#### Aim:
Select all lines holding the word "Абдуллаева" from the entries that follow.

Data entries:
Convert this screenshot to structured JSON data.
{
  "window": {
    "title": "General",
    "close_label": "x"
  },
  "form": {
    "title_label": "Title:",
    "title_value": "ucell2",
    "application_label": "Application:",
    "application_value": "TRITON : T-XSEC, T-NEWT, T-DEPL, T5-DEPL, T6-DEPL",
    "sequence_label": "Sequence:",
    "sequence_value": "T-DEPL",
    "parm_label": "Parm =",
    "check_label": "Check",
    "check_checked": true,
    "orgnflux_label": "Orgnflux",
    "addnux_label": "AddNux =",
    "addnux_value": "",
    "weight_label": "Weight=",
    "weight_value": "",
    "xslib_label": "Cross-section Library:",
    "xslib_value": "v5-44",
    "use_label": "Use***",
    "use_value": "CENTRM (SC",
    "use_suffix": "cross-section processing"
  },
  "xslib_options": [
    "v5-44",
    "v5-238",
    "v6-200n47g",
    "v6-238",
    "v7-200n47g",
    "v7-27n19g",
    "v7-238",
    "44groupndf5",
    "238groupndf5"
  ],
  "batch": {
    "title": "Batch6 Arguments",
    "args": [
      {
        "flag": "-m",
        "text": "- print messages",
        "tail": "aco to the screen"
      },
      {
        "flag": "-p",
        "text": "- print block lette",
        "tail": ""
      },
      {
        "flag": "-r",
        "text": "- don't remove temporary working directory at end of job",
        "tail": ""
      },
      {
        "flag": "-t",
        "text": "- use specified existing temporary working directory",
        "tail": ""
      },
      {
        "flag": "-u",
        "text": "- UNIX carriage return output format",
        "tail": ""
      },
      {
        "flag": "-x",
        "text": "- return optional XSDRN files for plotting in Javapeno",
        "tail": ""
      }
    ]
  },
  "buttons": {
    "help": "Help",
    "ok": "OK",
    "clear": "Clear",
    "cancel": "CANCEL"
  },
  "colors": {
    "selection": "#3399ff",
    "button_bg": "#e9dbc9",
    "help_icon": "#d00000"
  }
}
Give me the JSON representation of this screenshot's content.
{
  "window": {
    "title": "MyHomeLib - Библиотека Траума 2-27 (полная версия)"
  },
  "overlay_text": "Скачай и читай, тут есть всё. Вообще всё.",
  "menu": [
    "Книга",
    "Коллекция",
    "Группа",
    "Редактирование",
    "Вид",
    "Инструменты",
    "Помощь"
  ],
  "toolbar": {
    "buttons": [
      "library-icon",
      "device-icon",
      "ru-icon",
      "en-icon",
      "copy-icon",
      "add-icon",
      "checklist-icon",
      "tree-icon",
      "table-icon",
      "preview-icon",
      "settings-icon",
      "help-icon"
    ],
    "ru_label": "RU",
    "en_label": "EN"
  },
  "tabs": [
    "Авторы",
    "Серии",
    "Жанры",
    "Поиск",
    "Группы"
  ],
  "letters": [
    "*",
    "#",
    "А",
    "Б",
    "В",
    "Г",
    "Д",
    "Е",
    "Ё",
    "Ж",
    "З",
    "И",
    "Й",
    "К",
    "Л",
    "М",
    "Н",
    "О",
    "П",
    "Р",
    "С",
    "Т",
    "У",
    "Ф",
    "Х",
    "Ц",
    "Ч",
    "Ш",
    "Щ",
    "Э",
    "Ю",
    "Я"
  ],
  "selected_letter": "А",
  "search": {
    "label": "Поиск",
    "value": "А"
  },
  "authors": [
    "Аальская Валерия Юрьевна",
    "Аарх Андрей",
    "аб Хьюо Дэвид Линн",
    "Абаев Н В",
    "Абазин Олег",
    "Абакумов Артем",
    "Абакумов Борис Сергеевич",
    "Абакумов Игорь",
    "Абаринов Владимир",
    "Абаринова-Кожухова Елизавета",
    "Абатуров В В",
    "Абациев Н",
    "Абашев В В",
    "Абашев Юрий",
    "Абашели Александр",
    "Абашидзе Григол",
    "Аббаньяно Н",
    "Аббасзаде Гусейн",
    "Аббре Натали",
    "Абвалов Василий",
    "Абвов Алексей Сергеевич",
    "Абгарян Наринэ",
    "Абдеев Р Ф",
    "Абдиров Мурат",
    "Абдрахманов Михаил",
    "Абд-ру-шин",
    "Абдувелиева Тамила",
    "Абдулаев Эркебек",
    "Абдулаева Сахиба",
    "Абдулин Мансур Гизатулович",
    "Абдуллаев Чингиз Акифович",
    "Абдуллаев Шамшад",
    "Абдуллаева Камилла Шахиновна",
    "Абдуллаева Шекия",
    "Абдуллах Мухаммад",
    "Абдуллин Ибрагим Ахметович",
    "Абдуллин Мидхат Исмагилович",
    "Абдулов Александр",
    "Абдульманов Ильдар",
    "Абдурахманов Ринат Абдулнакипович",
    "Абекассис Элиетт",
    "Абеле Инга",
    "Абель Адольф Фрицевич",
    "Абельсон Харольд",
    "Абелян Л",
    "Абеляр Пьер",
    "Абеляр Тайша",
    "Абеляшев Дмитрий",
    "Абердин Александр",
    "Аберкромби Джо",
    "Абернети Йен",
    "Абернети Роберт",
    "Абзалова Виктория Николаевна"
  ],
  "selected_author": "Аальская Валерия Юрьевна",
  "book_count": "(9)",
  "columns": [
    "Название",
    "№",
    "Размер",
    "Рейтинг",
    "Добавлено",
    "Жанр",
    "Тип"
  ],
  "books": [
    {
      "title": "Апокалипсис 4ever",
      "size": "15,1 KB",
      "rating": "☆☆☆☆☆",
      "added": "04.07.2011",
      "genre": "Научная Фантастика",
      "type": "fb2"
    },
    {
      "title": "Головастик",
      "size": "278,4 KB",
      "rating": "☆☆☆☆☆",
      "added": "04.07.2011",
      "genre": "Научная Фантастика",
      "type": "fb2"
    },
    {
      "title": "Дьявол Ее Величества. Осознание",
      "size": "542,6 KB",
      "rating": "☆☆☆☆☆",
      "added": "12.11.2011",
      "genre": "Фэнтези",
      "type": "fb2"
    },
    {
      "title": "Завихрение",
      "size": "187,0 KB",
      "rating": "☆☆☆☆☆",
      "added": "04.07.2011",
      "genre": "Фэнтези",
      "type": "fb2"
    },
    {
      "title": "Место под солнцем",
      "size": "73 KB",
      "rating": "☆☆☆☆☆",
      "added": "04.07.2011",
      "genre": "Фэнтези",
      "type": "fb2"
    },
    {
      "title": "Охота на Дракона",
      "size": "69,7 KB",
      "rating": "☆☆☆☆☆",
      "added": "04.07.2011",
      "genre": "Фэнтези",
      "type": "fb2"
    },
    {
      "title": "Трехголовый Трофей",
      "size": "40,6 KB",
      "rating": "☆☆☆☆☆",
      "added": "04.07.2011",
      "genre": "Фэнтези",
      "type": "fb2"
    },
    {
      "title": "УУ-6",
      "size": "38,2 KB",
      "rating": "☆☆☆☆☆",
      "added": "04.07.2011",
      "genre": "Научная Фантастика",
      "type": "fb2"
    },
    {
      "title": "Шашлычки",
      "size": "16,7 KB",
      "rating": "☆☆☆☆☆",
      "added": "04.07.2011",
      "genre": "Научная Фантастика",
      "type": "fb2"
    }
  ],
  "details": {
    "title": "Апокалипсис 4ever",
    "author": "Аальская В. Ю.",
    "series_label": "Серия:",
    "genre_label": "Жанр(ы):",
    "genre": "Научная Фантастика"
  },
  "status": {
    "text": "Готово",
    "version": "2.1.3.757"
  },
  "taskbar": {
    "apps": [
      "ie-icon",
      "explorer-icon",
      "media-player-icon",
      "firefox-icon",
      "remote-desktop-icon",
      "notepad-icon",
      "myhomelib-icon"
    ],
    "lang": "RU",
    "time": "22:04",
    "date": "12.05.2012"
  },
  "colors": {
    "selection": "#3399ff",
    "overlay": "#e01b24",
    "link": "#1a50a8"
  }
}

#### Reply:
    "Абдуллаева Камилла Шахиновна",
    "Абдуллаева Шекия",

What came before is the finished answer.